■ What you are asked to do
Copy the records from the line holding "colorbar-swatch <box>501 157 517 172</box>" through the line holding "map-boundary <box>167 374 477 684</box>", inclusive, changing every "lon-label" to "longitude-label" and leaving the rest untouched. Return only those lines.

■ Material provided
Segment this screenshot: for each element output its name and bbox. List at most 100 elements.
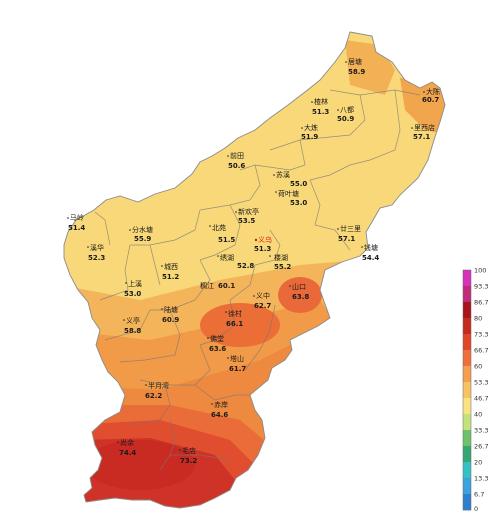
station-qiantang: 钱塘 54.4 (361, 243, 379, 262)
svg-text:楼湖: 楼湖 (274, 253, 288, 262)
svg-text:62.2: 62.2 (145, 392, 162, 400)
svg-text:55.9: 55.9 (134, 235, 151, 243)
station-yizhong: 义中 62.7 (253, 291, 271, 310)
legend-tick-label: 0 (474, 505, 478, 513)
svg-text:54.4: 54.4 (362, 254, 379, 262)
svg-text:64.6: 64.6 (211, 411, 228, 419)
station-zhalin: 楂林 51.3 (311, 97, 329, 116)
legend-swatch (463, 414, 471, 431)
svg-text:51.4: 51.4 (68, 224, 85, 232)
legend-tick-label: 93.3 (474, 283, 488, 291)
svg-text:荷叶塘: 荷叶塘 (278, 189, 299, 198)
legend-swatch (463, 446, 471, 463)
legend-swatch (463, 494, 471, 511)
svg-text:钱塘: 钱塘 (364, 243, 378, 252)
svg-text:分水塘: 分水塘 (132, 225, 153, 234)
legend-swatch (463, 382, 471, 399)
svg-text:楂林: 楂林 (314, 97, 328, 106)
svg-text:60.9: 60.9 (162, 316, 179, 324)
legend-swatch (463, 430, 471, 447)
station-xucun: 徐村 66.1 (225, 309, 243, 328)
station-chian: 赤岸 64.6 (211, 401, 228, 419)
station-yiting: 义亭 58.8 (123, 316, 141, 335)
station-choujiang: 稠江 60.1 (200, 281, 235, 290)
svg-text:50.6: 50.6 (228, 162, 245, 170)
svg-text:半月湾: 半月湾 (148, 381, 169, 390)
legend-tick-label: 46.7 (474, 395, 488, 403)
svg-text:57.1: 57.1 (413, 133, 430, 141)
svg-text:73.2: 73.2 (180, 457, 197, 465)
station-tashan: 塔山 61.7 (227, 354, 246, 373)
svg-text:74.4: 74.4 (119, 449, 136, 457)
svg-text:廿三里: 廿三里 (340, 224, 361, 233)
svg-text:居塘: 居塘 (348, 57, 362, 66)
svg-text:60.7: 60.7 (422, 96, 439, 104)
svg-text:51.3: 51.3 (312, 108, 329, 116)
svg-text:尚余: 尚余 (120, 438, 134, 447)
legend-swatch (463, 350, 471, 367)
svg-text:66.1: 66.1 (226, 320, 243, 328)
svg-text:62.7: 62.7 (254, 302, 271, 310)
legend-tick-label: 60 (474, 363, 482, 371)
legend-tick-label: 53.3 (474, 379, 488, 387)
legend-tick-label: 80 (474, 315, 482, 323)
svg-text:城西: 城西 (164, 263, 178, 271)
station-jutang: 居塘 58.9 (345, 57, 365, 76)
svg-text:赤岸: 赤岸 (214, 401, 228, 409)
svg-text:57.1: 57.1 (338, 235, 355, 243)
svg-text:63.6: 63.6 (209, 345, 226, 353)
station-shangxi: 上溪 53.0 (124, 279, 142, 298)
svg-text:稠江: 稠江 (200, 281, 214, 290)
station-lutang: 陆塘 60.9 (161, 305, 179, 324)
svg-text:苏溪: 苏溪 (276, 170, 290, 179)
station-maodian: 毛店 73.2 (179, 446, 197, 465)
svg-text:义中: 义中 (256, 291, 270, 300)
town-borders (94, 89, 421, 471)
svg-text:55.0: 55.0 (290, 180, 307, 188)
station-beiyuan: 北苑 51.5 (209, 223, 235, 244)
legend-tick-label: 33.3 (474, 427, 488, 435)
svg-text:佛堂: 佛堂 (210, 334, 224, 343)
legend-tick-label: 6.7 (474, 491, 484, 499)
svg-text:61.7: 61.7 (229, 365, 246, 373)
svg-text:63.8: 63.8 (292, 293, 309, 301)
station-maling: 马岭 51.4 (67, 213, 85, 232)
svg-text:马岭: 马岭 (70, 213, 84, 222)
station-qiantian: 前田 50.6 (227, 151, 245, 170)
station-shankou: 山口 63.8 (289, 282, 309, 301)
svg-text:义亭: 义亭 (126, 316, 140, 325)
svg-text:大陈: 大陈 (426, 87, 440, 96)
svg-text:徐村: 徐村 (228, 309, 242, 318)
legend-swatch (463, 478, 471, 495)
svg-text:50.9: 50.9 (337, 115, 354, 123)
station-shangyu: 尚余 74.4 (117, 438, 136, 457)
svg-text:大炼: 大炼 (304, 123, 318, 132)
legend-tick-label: 100 (474, 267, 486, 275)
svg-text:53.0: 53.0 (290, 199, 307, 207)
svg-text:55.2: 55.2 (274, 263, 291, 271)
svg-text:北苑: 北苑 (212, 223, 226, 232)
legend-swatch (463, 462, 471, 479)
legend-swatch (463, 270, 471, 287)
svg-text:52.8: 52.8 (237, 262, 254, 270)
legend-tick-label: 20 (474, 459, 482, 467)
legend-swatch (463, 366, 471, 383)
legend-swatch (463, 318, 471, 335)
svg-text:陆塘: 陆塘 (164, 305, 178, 314)
svg-text:53.5: 53.5 (238, 217, 255, 225)
station-niansanli: 廿三里 57.1 (337, 224, 361, 243)
svg-text:毛店: 毛店 (182, 446, 196, 455)
county-outline (63, 31, 446, 509)
svg-text:塔山: 塔山 (230, 354, 244, 363)
svg-text:里西店: 里西店 (414, 123, 435, 132)
legend-tick-label: 66.7 (474, 347, 488, 355)
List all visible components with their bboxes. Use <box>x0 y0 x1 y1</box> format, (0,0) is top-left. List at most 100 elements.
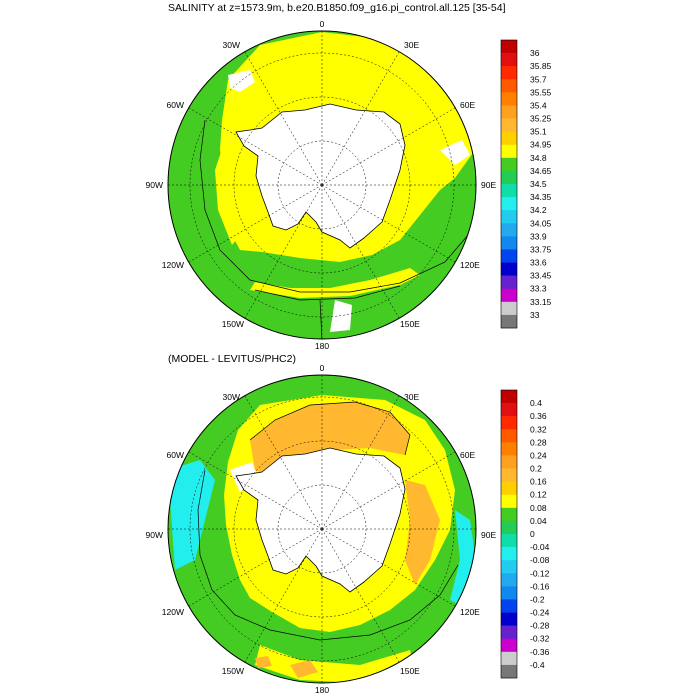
colorbar-swatch <box>501 157 517 172</box>
colorbar-label: 0.28 <box>530 437 547 447</box>
salinity-polar-map: 0 30E 30W 60E 60W 90E 90W 120E 120W 150E… <box>146 19 497 351</box>
lon-label: 60E <box>460 100 475 110</box>
colorbar-label: -0.04 <box>530 542 550 552</box>
colorbar-swatch <box>501 144 517 159</box>
colorbar-swatch <box>501 40 517 54</box>
lon-label: 180 <box>315 685 329 695</box>
lon-label: 60E <box>460 450 475 460</box>
contour-line <box>197 469 459 641</box>
colorbar-swatch <box>501 262 517 276</box>
lon-label: 90E <box>481 530 496 540</box>
colorbar-label: 36 <box>530 48 540 58</box>
difference-cyan-region <box>168 460 215 570</box>
colorbar-label: 33.6 <box>530 258 547 268</box>
lon-label: 120W <box>162 607 184 617</box>
difference-map-title: (MODEL - LEVITUS/PHC2) <box>168 353 296 365</box>
lon-label: 150E <box>400 319 420 329</box>
colorbar-label: 0.04 <box>530 516 547 526</box>
colorbar-swatch <box>501 197 517 211</box>
colorbar-swatch <box>501 560 517 574</box>
colorbar-swatch <box>501 651 517 666</box>
colorbar-swatch <box>501 625 517 640</box>
colorbar-label: 35.1 <box>530 127 547 137</box>
lon-label: 0 <box>320 363 325 373</box>
colorbar-label: 0.08 <box>530 503 547 513</box>
colorbar-label: 35.25 <box>530 114 552 124</box>
colorbar-label: 33.15 <box>530 297 552 307</box>
colorbar-swatch <box>501 53 517 67</box>
lon-label: 90W <box>146 180 163 190</box>
lon-label: 60W <box>167 100 184 110</box>
map-boundary <box>167 374 477 684</box>
colorbar-swatch <box>501 118 517 132</box>
colorbar-swatch <box>501 184 517 198</box>
colorbar-swatch <box>501 92 517 106</box>
colorbar-swatch <box>501 429 517 443</box>
colorbar-label: 0.36 <box>530 411 547 421</box>
salinity-colorbar: 36 35.85 35.7 35.55 35.4 35.25 35.1 34.95 34.8 34… <box>500 39 552 329</box>
colorbar-label: -0.12 <box>530 568 550 578</box>
lon-label: 30E <box>404 392 419 402</box>
colorbar-swatch <box>501 79 517 93</box>
colorbar-label: 34.5 <box>530 179 547 189</box>
colorbar-swatch <box>501 301 517 316</box>
colorbar-label: 33.45 <box>530 271 552 281</box>
contour-line <box>199 119 469 293</box>
colorbar-label: -0.08 <box>530 555 550 565</box>
difference-orange-patch <box>255 656 272 668</box>
longitude-gridlines <box>168 31 476 339</box>
lon-label: 60W <box>167 450 184 460</box>
colorbar-swatch <box>501 170 517 185</box>
colorbar-swatch <box>501 314 517 329</box>
colorbar-swatch <box>501 403 517 417</box>
colorbar-label: 33 <box>530 310 540 320</box>
colorbar-frame <box>500 389 518 679</box>
longitude-labels: 0 30E 30W 60E 60W 90E 90W 120E 120W 150E… <box>146 363 497 695</box>
colorbar-swatch <box>501 223 517 237</box>
colorbar-label: -0.4 <box>530 660 545 670</box>
colorbar-swatch <box>501 507 517 522</box>
ocean-white-patch <box>440 140 470 165</box>
colorbar-swatch <box>501 442 517 456</box>
ocean-white-patch <box>228 70 255 92</box>
lon-label: 0 <box>320 19 325 29</box>
lon-label: 150W <box>222 319 244 329</box>
lon-label: 120E <box>460 607 480 617</box>
colorbar-swatch <box>501 664 517 679</box>
lon-label: 30W <box>223 392 240 402</box>
colorbar-label: 33.3 <box>530 284 547 294</box>
colorbar-swatch <box>501 275 517 290</box>
colorbar-swatch <box>501 390 517 404</box>
colorbar-swatch <box>501 520 517 535</box>
colorbar-swatch <box>501 586 517 600</box>
difference-orange-patch <box>290 660 318 678</box>
colorbar-swatch <box>501 481 517 496</box>
colorbar-swatch <box>501 612 517 626</box>
colorbar-swatch <box>501 468 517 482</box>
colorbar-swatch <box>501 599 517 613</box>
colorbar-swatch <box>501 494 517 509</box>
colorbar-swatch <box>501 455 517 469</box>
colorbar-label: 34.35 <box>530 192 552 202</box>
colorbar-label: 0.16 <box>530 477 547 487</box>
map-title: SALINITY at z=1573.9m, b.e20.B1850.f09_g… <box>168 2 506 14</box>
colorbar-swatch <box>501 416 517 430</box>
colorbar-swatch <box>501 105 517 119</box>
longitude-labels: 0 30E 30W 60E 60W 90E 90W 120E 120W 150E… <box>146 19 497 351</box>
longitude-gridlines <box>168 375 476 683</box>
lon-label: 150W <box>222 666 244 676</box>
colorbar-label: -0.24 <box>530 608 550 618</box>
lon-label: 30E <box>404 40 419 50</box>
contour-line <box>249 401 411 456</box>
colorbar-label: -0.28 <box>530 621 550 631</box>
lon-label: 150E <box>400 666 420 676</box>
colorbar-label: -0.16 <box>530 581 550 591</box>
colorbar-label: 35.7 <box>530 74 547 84</box>
contour-line <box>254 285 401 301</box>
colorbar-label: -0.2 <box>530 594 545 604</box>
colorbar-label: 0 <box>530 529 535 539</box>
colorbar-swatch <box>501 131 517 146</box>
difference-polar-map: 0 30E 30W 60E 60W 90E 90W 120E 120W 150E… <box>146 363 497 695</box>
colorbar-label: 0.24 <box>530 450 547 460</box>
colorbar-label: 34.2 <box>530 205 547 215</box>
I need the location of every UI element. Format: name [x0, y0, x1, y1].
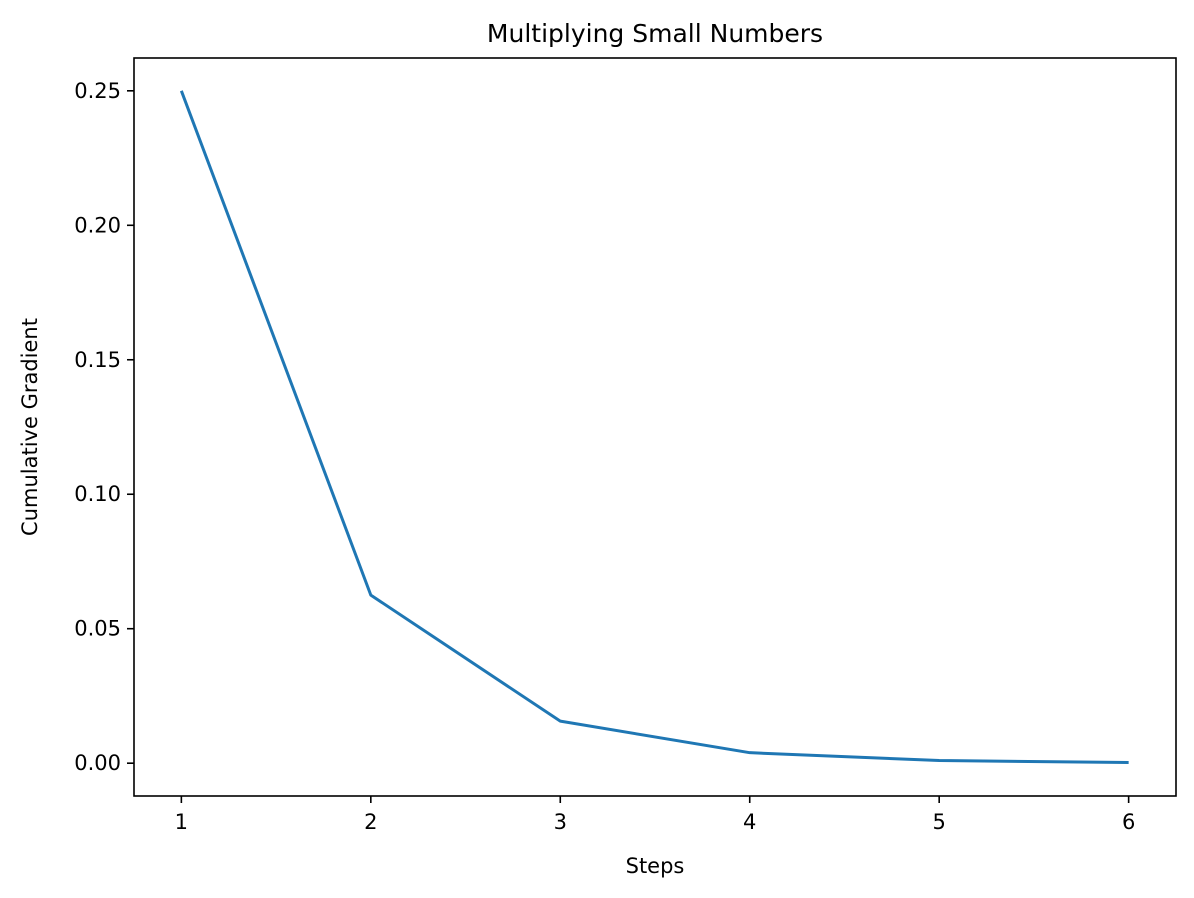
y-tick-label: 0.05 [74, 617, 121, 641]
x-tick-label: 4 [743, 810, 756, 834]
chart-title: Multiplying Small Numbers [487, 19, 823, 48]
series-layer [179, 90, 1129, 765]
series-line [179, 90, 1129, 765]
x-tick-label: 3 [554, 810, 567, 834]
plot-frame [133, 57, 1177, 797]
x-tick-label: 5 [932, 810, 945, 834]
y-tick-label: 0.15 [74, 348, 121, 372]
x-tick-label: 6 [1122, 810, 1135, 834]
x-tick-label: 2 [364, 810, 377, 834]
x-tick-label: 1 [175, 810, 188, 834]
x-axis-title: Steps [626, 854, 685, 878]
y-tick-label: 0.25 [74, 79, 121, 103]
y-tick-label: 0.10 [74, 482, 121, 506]
y-tick-label: 0.20 [74, 213, 121, 237]
ticks-layer: 1 2 3 4 5 6 0.00 0.05 0.10 0.15 0.20 0.25 [74, 79, 1135, 834]
y-axis-title: Cumulative Gradient [18, 318, 42, 536]
y-tick-label: 0.00 [74, 751, 121, 775]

■ Reply to the exercise
colorbar-swatch <box>501 157 517 172</box>
colorbar-label: 0.28 <box>530 437 547 447</box>
salinity-polar-map: 0 30E 30W 60E 60W 90E 90W 120E 120W 150E… <box>146 19 497 351</box>
longitude-label: 60E <box>460 100 475 110</box>
colorbar-label: -0.04 <box>530 542 550 552</box>
colorbar-swatch <box>501 144 517 159</box>
colorbar-swatch <box>501 40 517 54</box>
longitude-label: 180 <box>315 685 329 695</box>
longitude-label: 60E <box>460 450 475 460</box>
contour-line <box>197 469 459 641</box>
colorbar-swatch <box>501 262 517 276</box>
longitude-label: 90E <box>481 530 496 540</box>
colorbar-label: 36 <box>530 48 540 58</box>
difference-cyan-region <box>168 460 215 570</box>
colorbar-label: 33.6 <box>530 258 547 268</box>
longitude-label: 120W <box>162 607 184 617</box>
difference-map-title: (MODEL - LEVITUS/PHC2) <box>168 353 296 365</box>
longitude-label: 150E <box>400 319 420 329</box>
colorbar-label: 0.04 <box>530 516 547 526</box>
colorbar-swatch <box>501 197 517 211</box>
colorbar-swatch <box>501 560 517 574</box>
colorbar-swatch <box>501 651 517 666</box>
colorbar-swatch <box>501 625 517 640</box>
colorbar-label: 35.1 <box>530 127 547 137</box>
longitude-label: 0 <box>320 363 325 373</box>
colorbar-label: 0.08 <box>530 503 547 513</box>
colorbar-label: 35.25 <box>530 114 552 124</box>
colorbar-label: 33.15 <box>530 297 552 307</box>
colorbar-swatch <box>501 53 517 67</box>
longitude-label: 90W <box>146 180 163 190</box>
longitude-label: 60W <box>167 100 184 110</box>
map-boundary <box>167 374 477 684</box>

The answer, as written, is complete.